本文 =
────────────────

秋田児童殺害:なぜ命奪った?…注目裁判始まる

2007-09-13 09:58:44 | Weblog
秋田児童殺害:なぜ命奪った?…注目裁判始まる 2007年9月12日 毎日夕刊
http://www.mainichi-msn.co.jp/shakai/jiken/news/20070912k0000e040042000c.html
 12日、秋田地裁で開かれた秋田県藤里町の連続児童殺害事件の初公判。「私は謝罪しなければならない。1年半前、私はうそをつき、ひきょうでした」と、用意した手紙を読み上げた畠山鈴香被告(34)。一方、検察側は「(彩香ちゃんの存在を)疎ましく思っていた」「力のない子供に自らの憎悪を爆発させた」と二児殺害の動機を示し、殺害の様子を再現した。なぜ、長女とその仲良しの男児は命を奪われなければならなかったのか。注目の公判が始まった。

────────────────

課題 = 秋田の児童殺害事件の初公判を伝える記事を、最後の文の後から書き継いでください。 これから示す項目は、秋田の児童殺害事件の初公判を伝える記事とは関係がありません。

────────────────

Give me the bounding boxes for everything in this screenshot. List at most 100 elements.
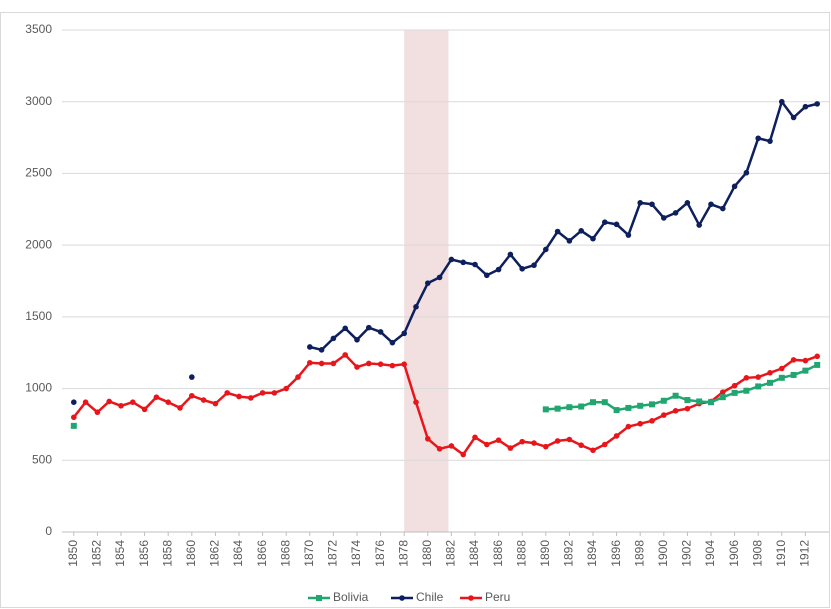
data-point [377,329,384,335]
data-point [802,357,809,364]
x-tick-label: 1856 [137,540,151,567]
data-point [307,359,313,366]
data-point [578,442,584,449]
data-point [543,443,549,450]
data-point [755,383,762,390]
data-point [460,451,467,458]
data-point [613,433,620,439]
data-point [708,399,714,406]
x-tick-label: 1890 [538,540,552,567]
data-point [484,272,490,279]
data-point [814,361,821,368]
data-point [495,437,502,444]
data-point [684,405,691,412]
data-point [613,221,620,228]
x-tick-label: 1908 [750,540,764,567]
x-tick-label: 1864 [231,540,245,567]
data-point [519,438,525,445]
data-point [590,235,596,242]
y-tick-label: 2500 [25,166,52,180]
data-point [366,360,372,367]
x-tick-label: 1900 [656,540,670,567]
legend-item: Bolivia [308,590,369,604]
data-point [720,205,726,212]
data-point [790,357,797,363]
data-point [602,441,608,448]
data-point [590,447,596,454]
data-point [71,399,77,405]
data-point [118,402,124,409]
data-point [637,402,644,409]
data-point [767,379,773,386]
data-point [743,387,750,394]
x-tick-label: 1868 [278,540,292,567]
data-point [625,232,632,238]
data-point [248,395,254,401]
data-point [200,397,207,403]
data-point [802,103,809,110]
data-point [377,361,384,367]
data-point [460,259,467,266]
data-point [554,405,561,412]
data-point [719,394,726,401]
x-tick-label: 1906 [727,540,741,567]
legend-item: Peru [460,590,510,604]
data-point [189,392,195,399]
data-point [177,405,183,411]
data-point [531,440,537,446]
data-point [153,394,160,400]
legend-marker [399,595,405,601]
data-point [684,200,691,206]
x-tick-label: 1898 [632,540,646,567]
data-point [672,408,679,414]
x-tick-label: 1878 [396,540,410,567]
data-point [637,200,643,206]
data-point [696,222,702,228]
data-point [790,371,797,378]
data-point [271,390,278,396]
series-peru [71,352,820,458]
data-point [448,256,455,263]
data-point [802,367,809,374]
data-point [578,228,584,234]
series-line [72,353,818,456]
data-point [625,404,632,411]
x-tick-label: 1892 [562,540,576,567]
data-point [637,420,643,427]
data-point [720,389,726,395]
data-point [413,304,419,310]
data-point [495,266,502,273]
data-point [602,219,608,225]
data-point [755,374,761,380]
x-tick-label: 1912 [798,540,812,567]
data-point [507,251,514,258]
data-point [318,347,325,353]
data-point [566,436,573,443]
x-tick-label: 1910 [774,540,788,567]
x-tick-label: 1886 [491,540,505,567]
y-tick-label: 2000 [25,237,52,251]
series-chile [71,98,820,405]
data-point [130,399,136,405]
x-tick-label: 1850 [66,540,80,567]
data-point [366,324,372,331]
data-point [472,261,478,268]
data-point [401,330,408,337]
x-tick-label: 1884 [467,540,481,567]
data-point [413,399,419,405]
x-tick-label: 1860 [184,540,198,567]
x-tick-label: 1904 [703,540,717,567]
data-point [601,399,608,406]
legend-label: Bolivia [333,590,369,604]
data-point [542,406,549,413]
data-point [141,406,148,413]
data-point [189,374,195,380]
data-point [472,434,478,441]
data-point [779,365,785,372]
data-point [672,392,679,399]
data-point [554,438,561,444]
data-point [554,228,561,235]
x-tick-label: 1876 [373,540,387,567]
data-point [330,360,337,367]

────────────────

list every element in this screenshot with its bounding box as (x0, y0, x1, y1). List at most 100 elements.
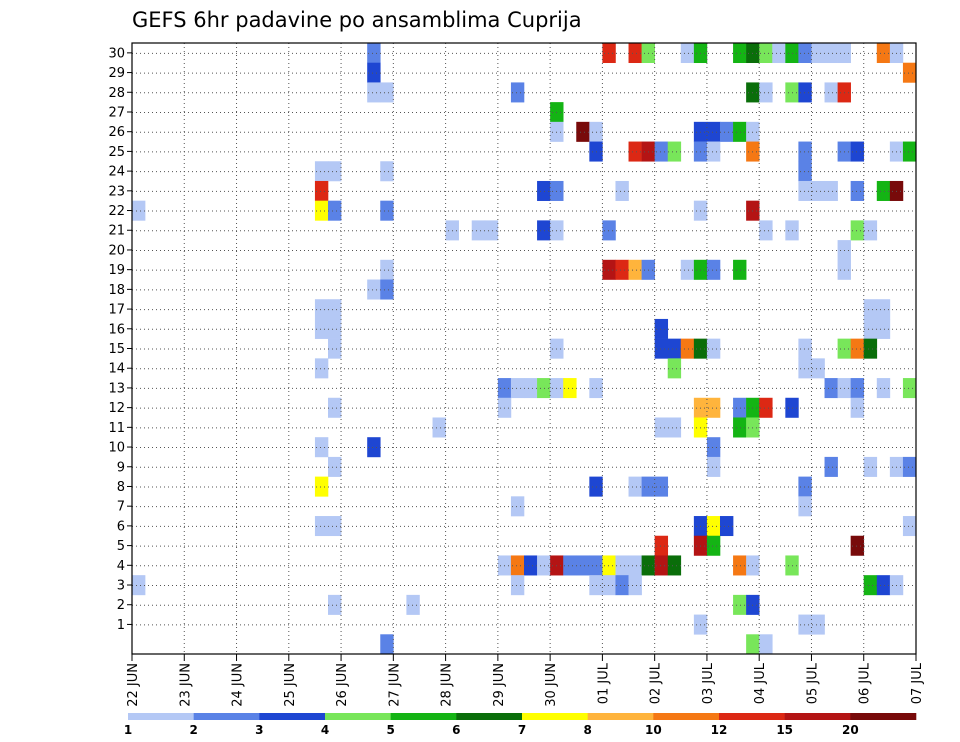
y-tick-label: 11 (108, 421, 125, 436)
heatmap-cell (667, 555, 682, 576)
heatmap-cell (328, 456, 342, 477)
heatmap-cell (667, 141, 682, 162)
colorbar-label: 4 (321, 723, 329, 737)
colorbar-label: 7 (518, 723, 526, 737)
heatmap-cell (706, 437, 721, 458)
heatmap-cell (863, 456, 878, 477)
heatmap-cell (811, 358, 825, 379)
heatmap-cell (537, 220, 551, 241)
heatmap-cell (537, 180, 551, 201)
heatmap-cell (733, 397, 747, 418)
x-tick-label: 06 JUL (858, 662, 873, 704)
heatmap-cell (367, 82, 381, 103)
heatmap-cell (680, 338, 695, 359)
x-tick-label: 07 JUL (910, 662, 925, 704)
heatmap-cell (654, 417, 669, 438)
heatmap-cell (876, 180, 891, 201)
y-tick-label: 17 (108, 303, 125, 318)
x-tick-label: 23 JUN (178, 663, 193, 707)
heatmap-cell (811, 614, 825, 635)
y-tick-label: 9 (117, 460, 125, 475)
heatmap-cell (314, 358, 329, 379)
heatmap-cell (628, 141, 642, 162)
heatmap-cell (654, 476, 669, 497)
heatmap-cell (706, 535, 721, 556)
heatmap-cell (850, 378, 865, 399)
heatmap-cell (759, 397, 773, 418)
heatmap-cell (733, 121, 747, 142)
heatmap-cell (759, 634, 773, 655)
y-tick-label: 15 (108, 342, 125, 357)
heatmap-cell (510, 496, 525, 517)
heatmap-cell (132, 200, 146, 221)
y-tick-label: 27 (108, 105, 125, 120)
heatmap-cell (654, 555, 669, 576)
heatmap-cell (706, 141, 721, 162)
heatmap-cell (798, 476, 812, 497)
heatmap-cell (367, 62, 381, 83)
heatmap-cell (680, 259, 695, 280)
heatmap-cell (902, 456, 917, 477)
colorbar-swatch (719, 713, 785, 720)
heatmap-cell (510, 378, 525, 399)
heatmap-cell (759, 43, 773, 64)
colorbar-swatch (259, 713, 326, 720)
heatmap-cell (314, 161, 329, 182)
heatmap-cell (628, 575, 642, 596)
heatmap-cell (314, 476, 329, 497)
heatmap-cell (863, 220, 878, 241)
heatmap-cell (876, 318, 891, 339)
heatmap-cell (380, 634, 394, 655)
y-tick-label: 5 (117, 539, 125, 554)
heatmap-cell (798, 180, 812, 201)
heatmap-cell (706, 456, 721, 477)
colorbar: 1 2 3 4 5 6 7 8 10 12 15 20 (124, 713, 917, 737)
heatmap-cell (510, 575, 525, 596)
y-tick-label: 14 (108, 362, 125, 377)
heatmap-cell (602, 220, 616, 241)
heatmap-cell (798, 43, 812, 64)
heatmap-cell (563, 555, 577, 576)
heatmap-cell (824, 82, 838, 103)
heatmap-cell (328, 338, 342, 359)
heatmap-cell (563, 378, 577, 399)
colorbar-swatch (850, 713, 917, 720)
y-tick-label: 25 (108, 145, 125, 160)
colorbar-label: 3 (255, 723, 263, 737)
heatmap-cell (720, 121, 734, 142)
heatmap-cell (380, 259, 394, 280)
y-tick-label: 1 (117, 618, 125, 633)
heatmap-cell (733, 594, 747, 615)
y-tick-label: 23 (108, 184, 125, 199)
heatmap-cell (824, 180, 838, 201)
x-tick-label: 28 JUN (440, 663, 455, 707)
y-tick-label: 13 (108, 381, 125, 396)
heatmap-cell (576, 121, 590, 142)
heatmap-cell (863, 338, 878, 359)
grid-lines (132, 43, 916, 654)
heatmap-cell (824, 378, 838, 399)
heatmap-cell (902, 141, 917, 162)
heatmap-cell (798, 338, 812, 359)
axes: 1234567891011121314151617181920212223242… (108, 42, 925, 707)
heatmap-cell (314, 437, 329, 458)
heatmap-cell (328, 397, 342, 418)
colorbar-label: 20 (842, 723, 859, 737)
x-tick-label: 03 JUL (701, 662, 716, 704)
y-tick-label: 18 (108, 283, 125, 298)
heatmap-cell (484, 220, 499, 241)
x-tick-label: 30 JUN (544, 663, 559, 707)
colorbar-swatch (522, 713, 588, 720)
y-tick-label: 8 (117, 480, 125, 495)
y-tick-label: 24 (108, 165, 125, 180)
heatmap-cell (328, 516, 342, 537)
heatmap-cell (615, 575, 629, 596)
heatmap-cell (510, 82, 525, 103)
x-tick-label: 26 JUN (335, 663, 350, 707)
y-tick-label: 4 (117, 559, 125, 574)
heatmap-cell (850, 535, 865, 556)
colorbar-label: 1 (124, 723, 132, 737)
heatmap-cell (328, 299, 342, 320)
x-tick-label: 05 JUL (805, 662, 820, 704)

────────────────

回答 =
 午前10時35分ごろ、畠山被告は白い半袖のブラウスに黒いズボン姿で入廷。茶色に染め腰近くまで伸ばしていた髪は、肩までの薄い茶色に変わっていた。傍聴席に遺影を抱えた豪憲君の両親の姿を見つけると、軽く会釈した。
 公の場に姿を現すのは、昨年7月の拘置理由開示の法廷以来1年2カ月ぶり。逮捕前、テレビに登場し冗舌に語っていた時に比べ、少しやせてやつれた様子だった。
 畠山被告は起訴事実の認否に続き、用意した手紙を取り出し淡々とした声で読み上げた。「米山さんには、大切な家族を奪って申し訳ない。米山さんの家族と私の家族の失ったものは大きいと思います」。「私が変わったところを米山さんに見てもらわなければならない」と続け、長女の彩香ちゃんについては「彩香はお母さんといつも一緒にいた。かなわないけれど、もう一度、抱いてあげたい」と述べた。
 その後、弁護人の前の席に座り、冒頭陳述を読み上げる検察官を表情を変えずに見つめ続けた。ただ、彩香ちゃんの殺害場面にさしかかると、やや目を伏せた。
 一方、殺害された米山豪憲君(当時7歳)の父勝弘さん(41)は、厳しい表情で畠山被告を見つめ続けた。遺影をひざの上に抱いていた母は、検察側が豪憲君の殺害場面などを再現すると、あふれる涙を手でふき天を仰いだ。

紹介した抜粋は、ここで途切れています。